━━ DATA SUPPLIED ━━

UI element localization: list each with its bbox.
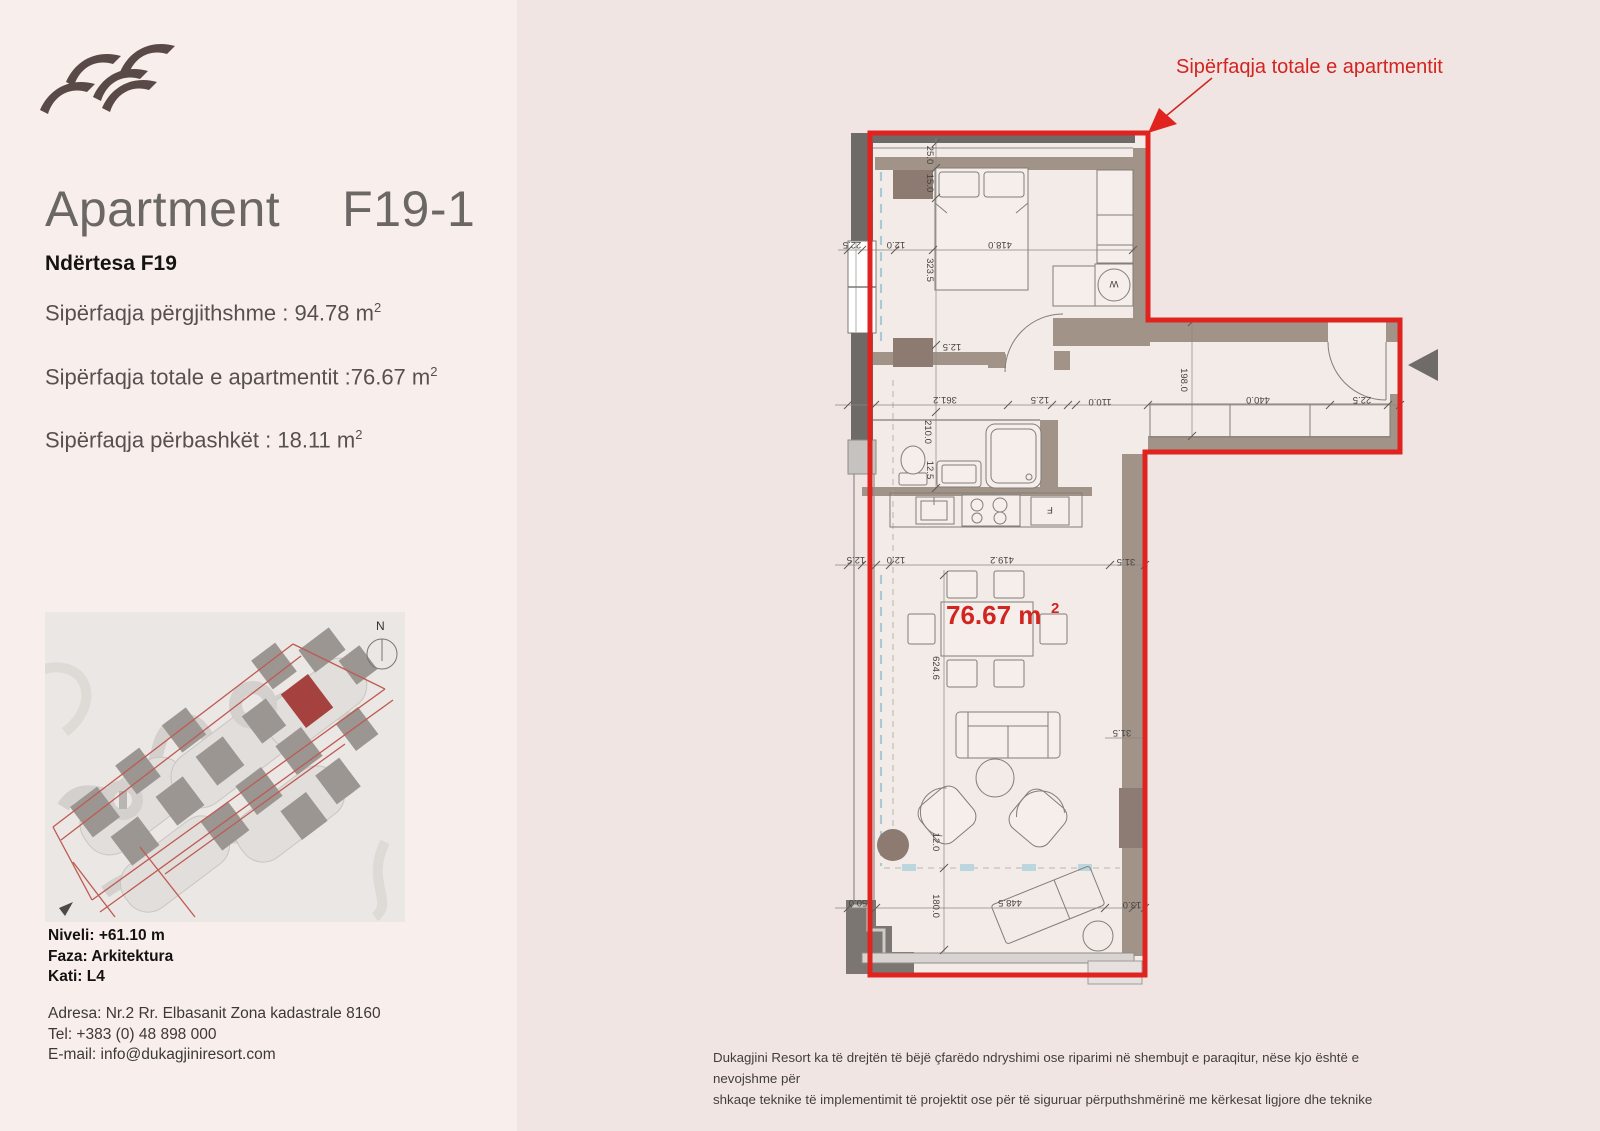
disclaimer-line-1: Dukagjini Resort ka të drejtën të bëjë ç… bbox=[713, 1047, 1393, 1089]
svg-text:13.0: 13.0 bbox=[1123, 899, 1142, 910]
svg-text:22.5: 22.5 bbox=[843, 239, 862, 250]
phone-line: Tel: +383 (0) 48 898 000 bbox=[48, 1025, 381, 1046]
svg-text:F: F bbox=[1047, 504, 1053, 515]
fridge: F bbox=[1031, 497, 1069, 525]
floor-label: Kati: L4 bbox=[48, 967, 173, 988]
shower bbox=[986, 424, 1041, 488]
apartment-plan-sheet: { "sidebar": { "title": "Apartment", "un… bbox=[0, 0, 1600, 1131]
svg-text:419.2: 419.2 bbox=[990, 554, 1014, 565]
floor-plan: W bbox=[517, 0, 1600, 1131]
bathroom-sink bbox=[937, 461, 981, 487]
disclaimer-line-2: shkaqe teknike të implementimit të proje… bbox=[713, 1089, 1393, 1110]
svg-text:12.5: 12.5 bbox=[924, 461, 935, 480]
area-total-gross: Sipërfaqja përgjithshme : 94.78 m2 bbox=[45, 300, 381, 326]
email-line: E-mail: info@dukagjiniresort.com bbox=[48, 1045, 381, 1066]
svg-text:624.6: 624.6 bbox=[930, 656, 941, 680]
building-label: Ndërtesa F19 bbox=[45, 252, 177, 276]
svg-text:448.5: 448.5 bbox=[998, 897, 1022, 908]
svg-text:210.0: 210.0 bbox=[922, 420, 933, 444]
title-apartment: Apartment bbox=[45, 181, 280, 237]
plant bbox=[877, 829, 909, 861]
toilet bbox=[899, 446, 927, 485]
disclaimer: Dukagjini Resort ka të drejtën të bëjë ç… bbox=[713, 1047, 1393, 1110]
svg-text:12.5: 12.5 bbox=[1031, 394, 1050, 405]
svg-text:12.5: 12.5 bbox=[943, 341, 962, 352]
svg-text:361.2: 361.2 bbox=[933, 394, 957, 405]
page-title: ApartmentF19-1 bbox=[45, 180, 475, 238]
svg-text:22.5: 22.5 bbox=[1353, 394, 1372, 405]
svg-text:180.0: 180.0 bbox=[930, 894, 941, 918]
project-meta: Niveli: +61.10 m Faza: Arkitektura Kati:… bbox=[48, 926, 173, 988]
svg-text:31.5: 31.5 bbox=[1113, 727, 1132, 738]
svg-text:76.67 m: 76.67 m bbox=[946, 600, 1041, 630]
washing-machine: W bbox=[1053, 264, 1133, 306]
svg-text:418.0: 418.0 bbox=[988, 239, 1012, 250]
svg-text:50.0: 50.0 bbox=[849, 897, 868, 908]
level-label: Niveli: +61.10 m bbox=[48, 926, 173, 947]
annotation-arrow-icon bbox=[1148, 78, 1212, 133]
svg-text:440.0: 440.0 bbox=[1246, 394, 1270, 405]
sidebar: ApartmentF19-1 Ndërtesa F19 Sipërfaqja p… bbox=[0, 0, 517, 1131]
area-shared: Sipërfaqja përbashkët : 18.11 m2 bbox=[45, 427, 362, 453]
entrance-arrow-icon bbox=[1408, 349, 1438, 381]
svg-text:12.5: 12.5 bbox=[847, 554, 866, 565]
contact-block: Adresa: Nr.2 Rr. Elbasanit Zona kadastra… bbox=[48, 1004, 381, 1066]
svg-text:2: 2 bbox=[1051, 600, 1059, 617]
svg-text:25.0: 25.0 bbox=[924, 146, 935, 165]
svg-text:110.0: 110.0 bbox=[1088, 396, 1111, 407]
address-line: Adresa: Nr.2 Rr. Elbasanit Zona kadastra… bbox=[48, 1004, 381, 1025]
svg-text:12.0: 12.0 bbox=[930, 833, 941, 852]
svg-text:N: N bbox=[376, 619, 385, 633]
bed bbox=[935, 168, 1028, 290]
unit-number: F19-1 bbox=[342, 181, 475, 237]
area-apartment: Sipërfaqja totale e apartmentit :76.67 m… bbox=[45, 364, 437, 390]
svg-text:12.0: 12.0 bbox=[887, 554, 906, 565]
svg-text:323.5: 323.5 bbox=[924, 258, 935, 282]
stove bbox=[962, 495, 1020, 526]
dukagjini-logo-icon bbox=[38, 36, 188, 128]
svg-text:W: W bbox=[1109, 278, 1118, 289]
svg-text:15.0: 15.0 bbox=[924, 174, 935, 193]
svg-text:198.0: 198.0 bbox=[1178, 368, 1189, 392]
svg-text:12.0: 12.0 bbox=[887, 239, 906, 250]
wardrobe bbox=[1097, 170, 1133, 263]
site-plan-map: N bbox=[45, 612, 405, 922]
svg-text:31.5: 31.5 bbox=[1117, 556, 1136, 567]
phase-label: Faza: Arkitektura bbox=[48, 947, 173, 968]
sofa bbox=[956, 712, 1060, 758]
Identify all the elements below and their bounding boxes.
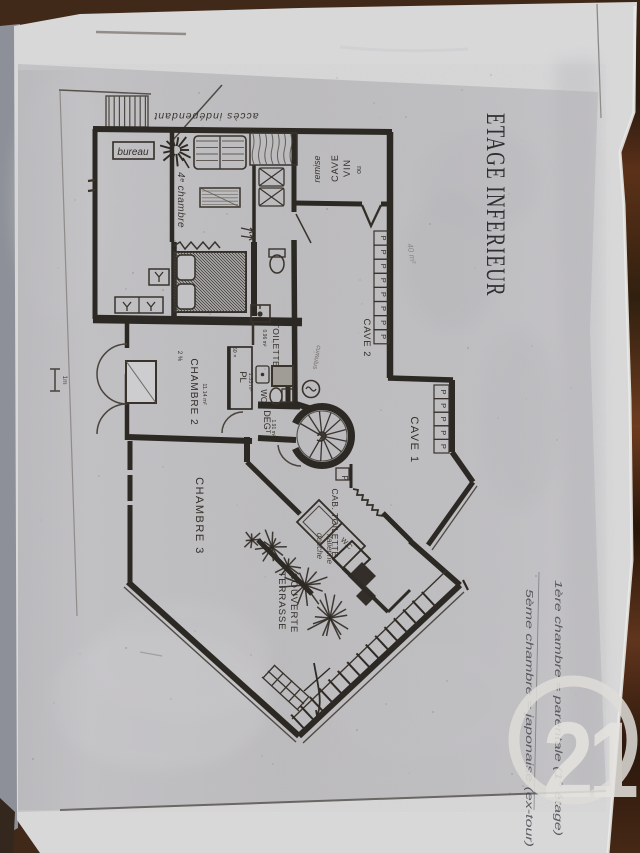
svg-text:accès indépendant: accès indépendant (153, 110, 258, 122)
svg-text:PL: PL (237, 371, 248, 383)
svg-text:P: P (379, 292, 388, 297)
svg-text:0.96 m²: 0.96 m² (261, 330, 267, 347)
svg-text:P: P (379, 250, 388, 255)
svg-text:P: P (439, 389, 448, 394)
svg-text:1m: 1m (61, 375, 68, 384)
svg-text:P: P (379, 334, 388, 339)
svg-text:11.14 m²: 11.14 m² (201, 383, 207, 404)
svg-text:CAVE 2: CAVE 2 (361, 318, 372, 357)
svg-text:VIN: VIN (342, 159, 352, 177)
svg-text:TOILETTE: TOILETTE (271, 323, 281, 367)
svg-text:21: 21 (543, 701, 637, 821)
svg-text:P: P (340, 475, 349, 480)
svg-text:TERRASSE: TERRASSE (276, 571, 287, 630)
svg-text:1.91 m²: 1.91 m² (270, 420, 276, 437)
svg-text:P: P (379, 278, 388, 283)
svg-text:bureau: bureau (117, 147, 149, 158)
svg-text:1.33 m²: 1.33 m² (247, 373, 253, 392)
svg-text:P: P (379, 320, 388, 325)
svg-text:60 ×: 60 × (231, 347, 237, 358)
svg-text:CHAMBRE 2: CHAMBRE 2 (188, 358, 199, 425)
svg-text:CAVE: CAVE (330, 154, 340, 182)
svg-text:WC: WC (259, 389, 268, 403)
svg-text:2 %: 2 % (176, 351, 182, 362)
svg-text:P: P (439, 444, 448, 449)
svg-text:P: P (379, 235, 388, 240)
svg-text:4ᵉ chambre: 4ᵉ chambre (175, 172, 186, 228)
svg-text:CAVE 1: CAVE 1 (408, 416, 420, 463)
svg-text:CHAMBRE 3: CHAMBRE 3 (193, 477, 205, 555)
svg-text:ou: ou (356, 166, 363, 174)
svg-text:P: P (379, 264, 388, 269)
svg-text:5ème chambre = japonaise (ex-t: 5ème chambre = japonaise (ex-tour) (523, 589, 534, 847)
svg-text:P: P (439, 417, 448, 422)
svg-text:P: P (439, 430, 448, 435)
svg-text:remise: remise (312, 155, 322, 182)
svg-text:ETAGE INFERIEUR: ETAGE INFERIEUR (481, 113, 510, 297)
svg-text:P: P (379, 306, 388, 311)
svg-text:P: P (439, 403, 448, 408)
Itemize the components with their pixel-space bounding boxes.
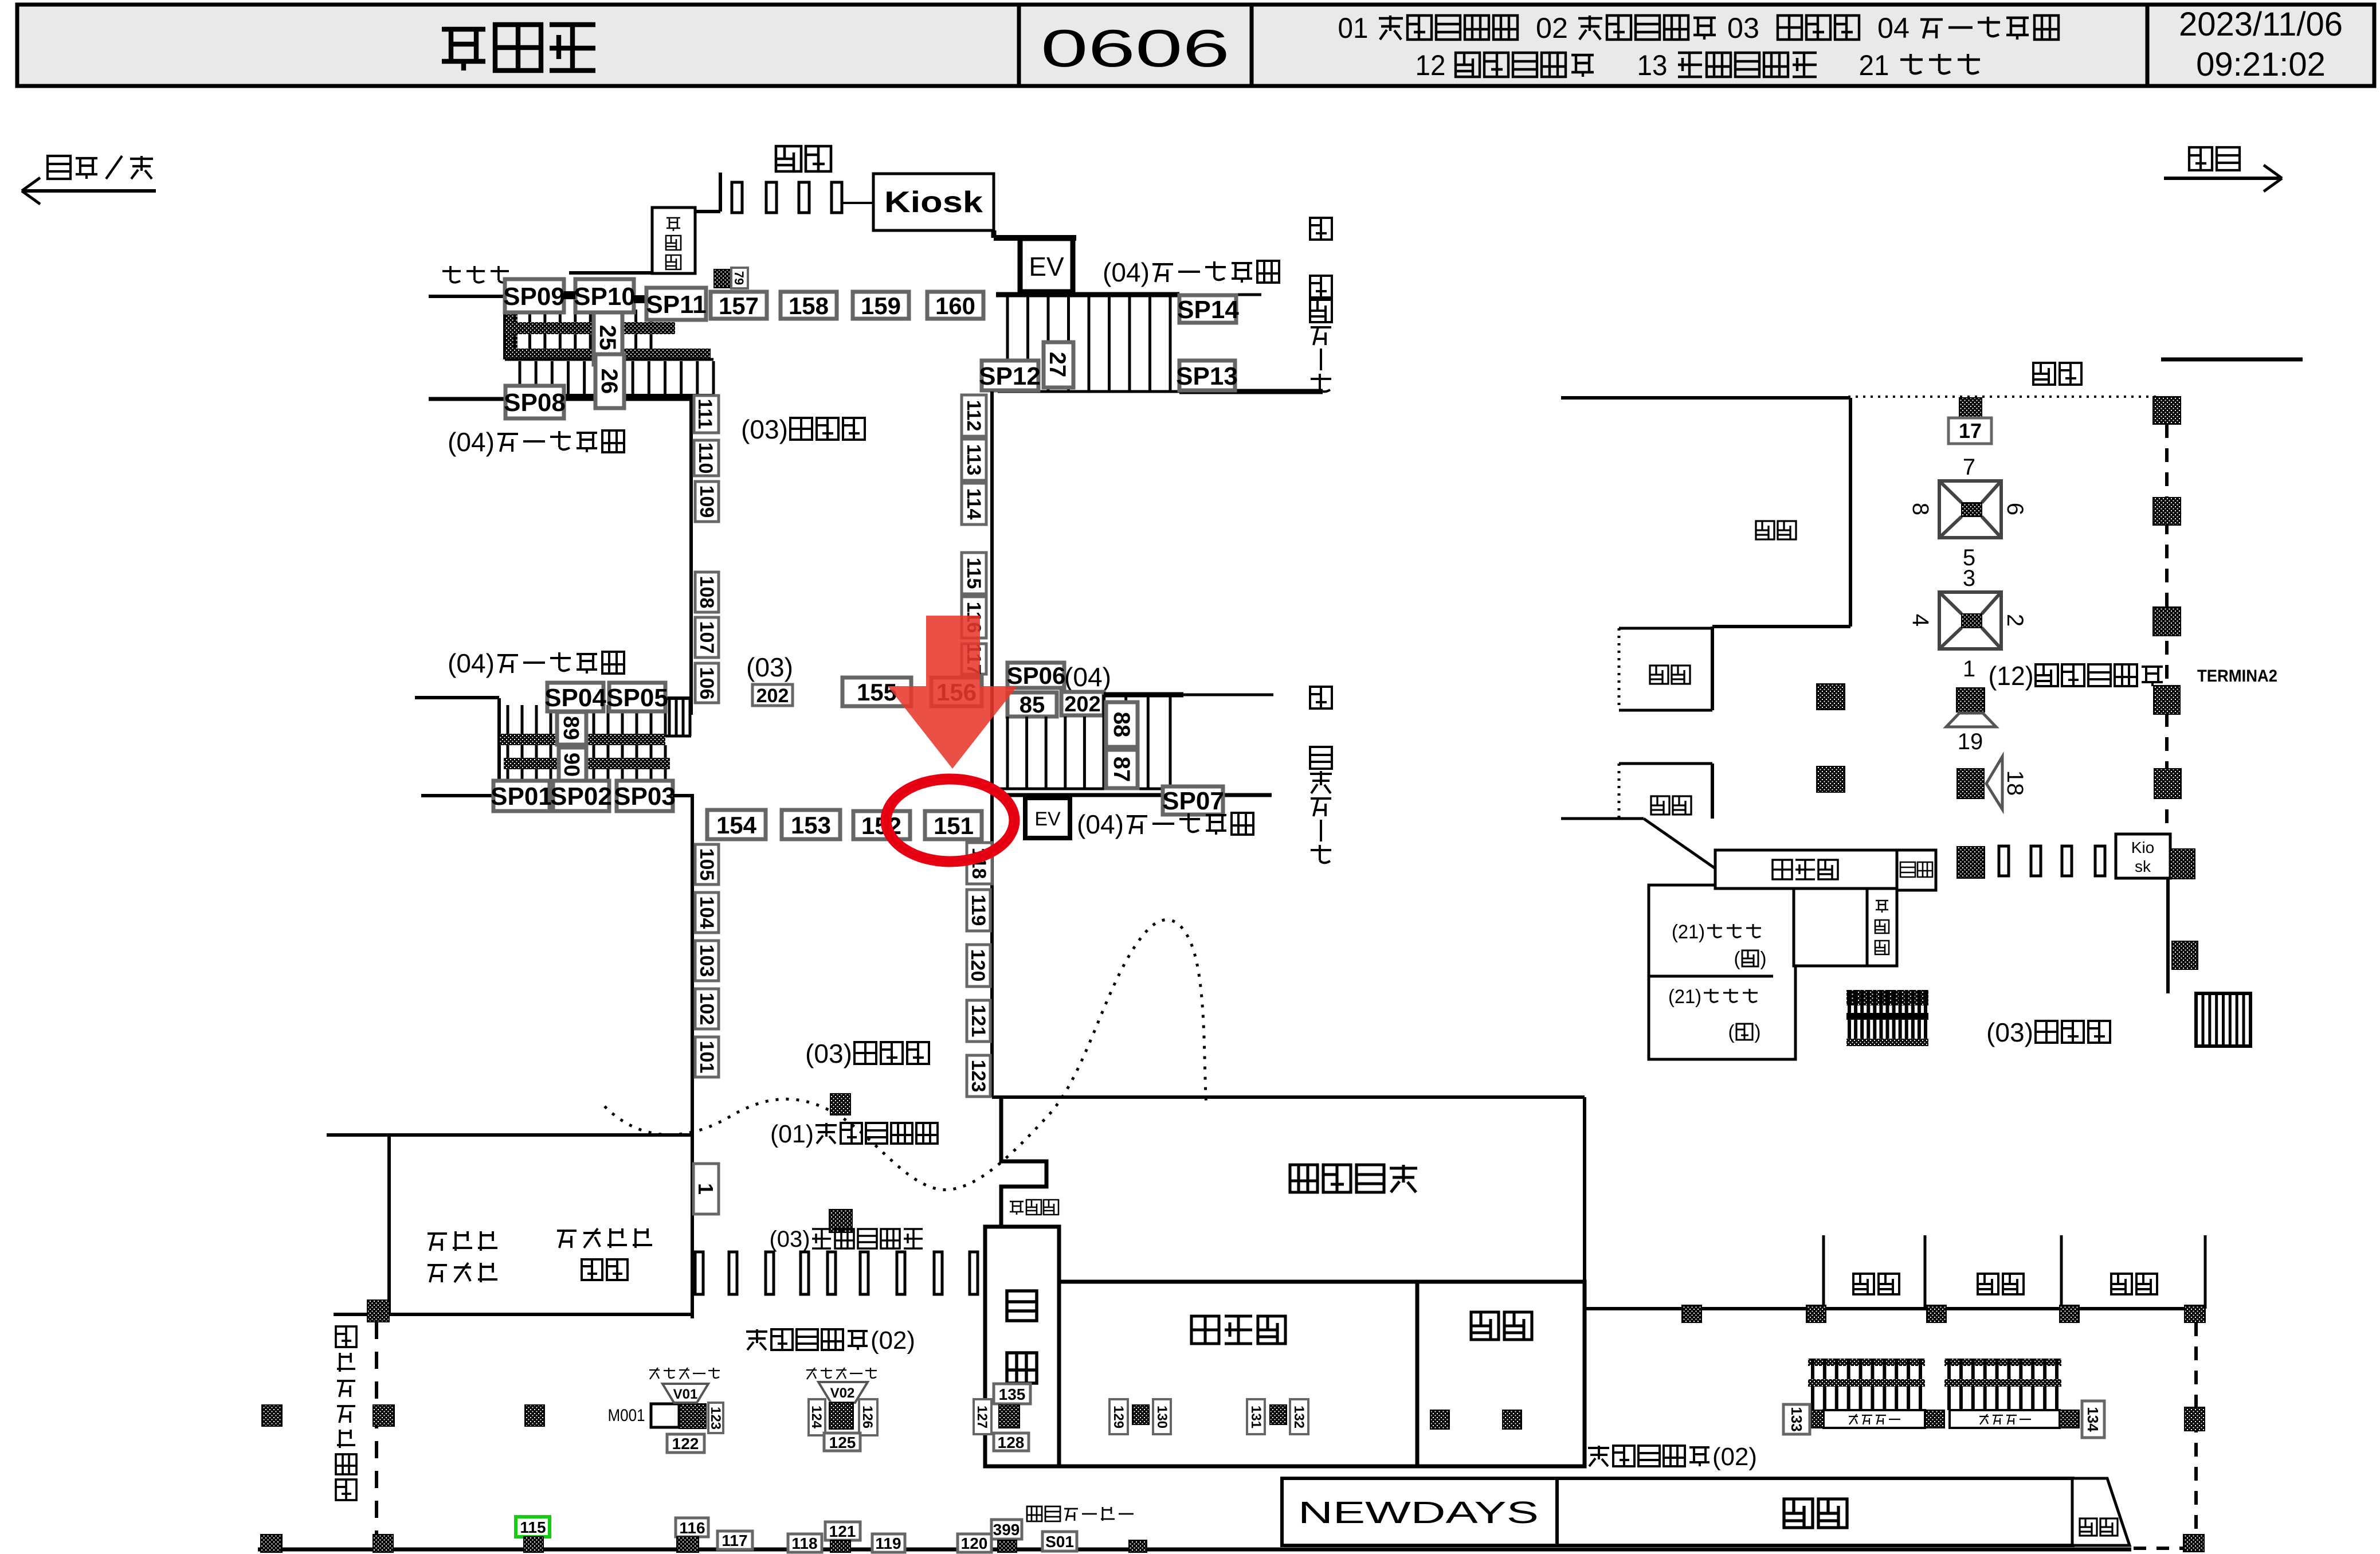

━━━

## PROBLEM
Quote the lines running from the line containing "disclaimer-line-1: Dukagjini Resort" through the line containing "bbox=[0, 0, 1600, 1131]", both included, keeping each one word for word.

## SOLUTION TO THE PROBLEM
disclaimer-line-1: Dukagjini Resort ka të drejtën të bëjë ç… bbox=[713, 1047, 1393, 1089]
svg-text:13.0: 13.0 bbox=[1123, 899, 1142, 910]
svg-text:22.5: 22.5 bbox=[843, 239, 862, 250]
phone-line: Tel: +383 (0) 48 898 000 bbox=[48, 1025, 381, 1046]
svg-text:F: F bbox=[1047, 504, 1053, 515]
fridge: F bbox=[1031, 497, 1069, 525]
floor-label: Kati: L4 bbox=[48, 967, 173, 988]
shower bbox=[986, 424, 1041, 488]
apartment-plan-sheet: { "sidebar": { "title": "Apartment", "un… bbox=[0, 0, 1600, 1131]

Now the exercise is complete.